* [WRITTEN REQUEST]: Transcribe every record that appears below, exactly and in full.

* [DATA IN THIS EXERCISE]:

****************************************

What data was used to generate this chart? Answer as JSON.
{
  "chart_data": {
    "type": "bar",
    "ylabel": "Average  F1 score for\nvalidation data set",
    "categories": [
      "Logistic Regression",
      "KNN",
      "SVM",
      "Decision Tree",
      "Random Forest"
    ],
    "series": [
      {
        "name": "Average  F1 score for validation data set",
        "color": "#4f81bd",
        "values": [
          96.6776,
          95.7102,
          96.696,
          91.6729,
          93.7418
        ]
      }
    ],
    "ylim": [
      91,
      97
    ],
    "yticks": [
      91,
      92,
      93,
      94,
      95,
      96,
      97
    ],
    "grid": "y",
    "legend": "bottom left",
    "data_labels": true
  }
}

****************************************

* [EXERCISE OUTPUT]:
What data was used to generate this chart? Answer as JSON.
{
  "chart_data": {
    "type": "bar",
    "ylabel": "Average  F1 score for\nvalidation data set",
    "categories": [
      "Logistic Regression",
      "KNN",
      "SVM",
      "Decision Tree",
      "Random Forest"
    ],
    "series": [
      {
        "name": "Average  F1 score for validation data set",
        "color": "#4f81bd",
        "values": [
          96.6776,
          95.7102,
          96.696,
          91.6729,
          93.7418
        ]
      }
    ],
    "ylim": [
      91,
      97
    ],
    "yticks": [
      91,
      92,
      93,
      94,
      95,
      96,
      97
    ],
    "grid": "y",
    "legend": "bottom left",
    "data_labels": true
  }
}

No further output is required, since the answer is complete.